GIVEN PROBLEM ▸
Every line below is to be quoted exactly, with nothing added or dropped.

*** MATERIAL

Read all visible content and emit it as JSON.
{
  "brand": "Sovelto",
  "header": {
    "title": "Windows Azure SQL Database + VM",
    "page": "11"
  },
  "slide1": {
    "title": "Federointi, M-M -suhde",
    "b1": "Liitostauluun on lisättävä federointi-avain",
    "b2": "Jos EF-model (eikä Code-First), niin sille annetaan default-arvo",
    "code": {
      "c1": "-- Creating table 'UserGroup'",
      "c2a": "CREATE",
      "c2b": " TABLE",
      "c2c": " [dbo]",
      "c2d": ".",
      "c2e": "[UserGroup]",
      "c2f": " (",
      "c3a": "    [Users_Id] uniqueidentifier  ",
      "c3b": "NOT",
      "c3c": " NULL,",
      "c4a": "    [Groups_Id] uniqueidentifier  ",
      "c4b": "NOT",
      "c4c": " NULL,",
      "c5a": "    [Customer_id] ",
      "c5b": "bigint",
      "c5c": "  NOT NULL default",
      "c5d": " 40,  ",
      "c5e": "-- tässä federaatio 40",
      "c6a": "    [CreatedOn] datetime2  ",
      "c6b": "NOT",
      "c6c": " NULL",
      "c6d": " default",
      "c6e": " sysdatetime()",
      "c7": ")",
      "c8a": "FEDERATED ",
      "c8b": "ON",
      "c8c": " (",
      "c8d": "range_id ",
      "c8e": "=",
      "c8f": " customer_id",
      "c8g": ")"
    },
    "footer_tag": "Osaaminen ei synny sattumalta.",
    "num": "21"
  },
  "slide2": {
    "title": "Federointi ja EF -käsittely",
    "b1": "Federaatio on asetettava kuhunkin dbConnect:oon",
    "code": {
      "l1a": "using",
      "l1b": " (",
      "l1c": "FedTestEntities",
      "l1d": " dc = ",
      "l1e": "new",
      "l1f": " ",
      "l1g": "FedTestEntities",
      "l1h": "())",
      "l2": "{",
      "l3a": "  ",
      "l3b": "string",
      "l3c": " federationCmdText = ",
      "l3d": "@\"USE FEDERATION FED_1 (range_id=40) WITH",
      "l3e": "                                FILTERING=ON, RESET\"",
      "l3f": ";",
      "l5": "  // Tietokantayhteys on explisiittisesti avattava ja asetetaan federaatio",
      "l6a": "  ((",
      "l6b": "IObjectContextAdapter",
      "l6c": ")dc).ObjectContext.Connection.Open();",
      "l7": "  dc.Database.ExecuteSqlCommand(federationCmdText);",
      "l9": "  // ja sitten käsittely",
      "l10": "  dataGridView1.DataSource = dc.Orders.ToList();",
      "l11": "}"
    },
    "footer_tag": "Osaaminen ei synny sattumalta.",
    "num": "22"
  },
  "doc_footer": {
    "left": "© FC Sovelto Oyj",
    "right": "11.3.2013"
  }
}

******

RESULT OF THIS EXERCISE ▸
Read all visible content and emit it as JSON.
{
  "brand": "Sovelto",
  "header": {
    "title": "Windows Azure SQL Database + VM",
    "page": "11"
  },
  "slide1": {
    "title": "Federointi, M-M -suhde",
    "b1": "Liitostauluun on lisättävä federointi-avain",
    "b2": "Jos EF-model (eikä Code-First), niin sille annetaan default-arvo",
    "code": {
      "c1": "-- Creating table 'UserGroup'",
      "c2a": "CREATE",
      "c2b": " TABLE",
      "c2c": " [dbo]",
      "c2d": ".",
      "c2e": "[UserGroup]",
      "c2f": " (",
      "c3a": "    [Users_Id] uniqueidentifier  ",
      "c3b": "NOT",
      "c3c": " NULL,",
      "c4a": "    [Groups_Id] uniqueidentifier  ",
      "c4b": "NOT",
      "c4c": " NULL,",
      "c5a": "    [Customer_id] ",
      "c5b": "bigint",
      "c5c": "  NOT NULL default",
      "c5d": " 40,  ",
      "c5e": "-- tässä federaatio 40",
      "c6a": "    [CreatedOn] datetime2  ",
      "c6b": "NOT",
      "c6c": " NULL",
      "c6d": " default",
      "c6e": " sysdatetime()",
      "c7": ")",
      "c8a": "FEDERATED ",
      "c8b": "ON",
      "c8c": " (",
      "c8d": "range_id ",
      "c8e": "=",
      "c8f": " customer_id",
      "c8g": ")"
    },
    "footer_tag": "Osaaminen ei synny sattumalta.",
    "num": "21"
  },
  "slide2": {
    "title": "Federointi ja EF -käsittely",
    "b1": "Federaatio on asetettava kuhunkin dbConnect:oon",
    "code": {
      "l1a": "using",
      "l1b": " (",
      "l1c": "FedTestEntities",
      "l1d": " dc = ",
      "l1e": "new",
      "l1f": " ",
      "l1g": "FedTestEntities",
      "l1h": "())",
      "l2": "{",
      "l3a": "  ",
      "l3b": "string",
      "l3c": " federationCmdText = ",
      "l3d": "@\"USE FEDERATION FED_1 (range_id=40) WITH",
      "l3e": "                                FILTERING=ON, RESET\"",
      "l3f": ";",
      "l5": "  // Tietokantayhteys on explisiittisesti avattava ja asetetaan federaatio",
      "l6a": "  ((",
      "l6b": "IObjectContextAdapter",
      "l6c": ")dc).ObjectContext.Connection.Open();",
      "l7": "  dc.Database.ExecuteSqlCommand(federationCmdText);",
      "l9": "  // ja sitten käsittely",
      "l10": "  dataGridView1.DataSource = dc.Orders.ToList();",
      "l11": "}"
    },
    "footer_tag": "Osaaminen ei synny sattumalta.",
    "num": "22"
  },
  "doc_footer": {
    "left": "© FC Sovelto Oyj",
    "right": "11.3.2013"
  }
}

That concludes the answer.